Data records
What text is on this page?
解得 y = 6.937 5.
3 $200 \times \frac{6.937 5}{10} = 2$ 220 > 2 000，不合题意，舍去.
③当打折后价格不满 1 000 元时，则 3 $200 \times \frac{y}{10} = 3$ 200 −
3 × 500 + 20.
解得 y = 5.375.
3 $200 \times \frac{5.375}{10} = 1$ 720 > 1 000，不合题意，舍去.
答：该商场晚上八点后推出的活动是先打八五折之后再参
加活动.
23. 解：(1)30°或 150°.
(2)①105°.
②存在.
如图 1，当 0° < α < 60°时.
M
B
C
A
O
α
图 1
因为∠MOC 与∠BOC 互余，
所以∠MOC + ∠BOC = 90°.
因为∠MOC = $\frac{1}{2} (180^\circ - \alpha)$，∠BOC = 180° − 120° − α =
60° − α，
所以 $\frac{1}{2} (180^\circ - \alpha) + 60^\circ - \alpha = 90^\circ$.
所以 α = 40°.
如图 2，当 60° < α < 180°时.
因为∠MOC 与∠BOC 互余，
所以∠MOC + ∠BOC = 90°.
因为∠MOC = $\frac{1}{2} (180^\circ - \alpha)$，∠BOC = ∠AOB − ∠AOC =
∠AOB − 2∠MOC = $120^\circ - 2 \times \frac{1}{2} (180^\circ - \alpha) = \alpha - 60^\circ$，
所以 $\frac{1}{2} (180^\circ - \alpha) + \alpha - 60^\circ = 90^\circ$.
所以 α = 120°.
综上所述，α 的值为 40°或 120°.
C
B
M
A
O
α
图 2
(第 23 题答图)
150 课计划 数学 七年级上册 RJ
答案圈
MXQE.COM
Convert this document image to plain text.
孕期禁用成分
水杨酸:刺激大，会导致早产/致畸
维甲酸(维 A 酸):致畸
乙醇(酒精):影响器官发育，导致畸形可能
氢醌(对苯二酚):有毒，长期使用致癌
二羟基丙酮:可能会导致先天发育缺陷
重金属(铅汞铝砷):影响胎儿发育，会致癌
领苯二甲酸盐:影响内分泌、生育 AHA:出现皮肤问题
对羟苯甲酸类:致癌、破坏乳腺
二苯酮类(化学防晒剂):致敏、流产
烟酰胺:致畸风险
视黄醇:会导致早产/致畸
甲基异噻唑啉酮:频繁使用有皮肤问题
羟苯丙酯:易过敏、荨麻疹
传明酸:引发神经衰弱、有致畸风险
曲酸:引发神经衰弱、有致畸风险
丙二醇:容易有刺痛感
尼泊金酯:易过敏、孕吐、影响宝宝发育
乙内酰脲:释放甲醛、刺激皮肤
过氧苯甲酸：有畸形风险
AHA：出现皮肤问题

== Exercise prompt ==
All lines above containing the string "不合题意" are to be collected.

== Result for this exercise ==
3 $200 \times \frac{6.937 5}{10} = 2$ 220 > 2 000，不合题意，舍去.
3 $200 \times \frac{5.375}{10} = 1$ 720 > 1 000，不合题意，舍去.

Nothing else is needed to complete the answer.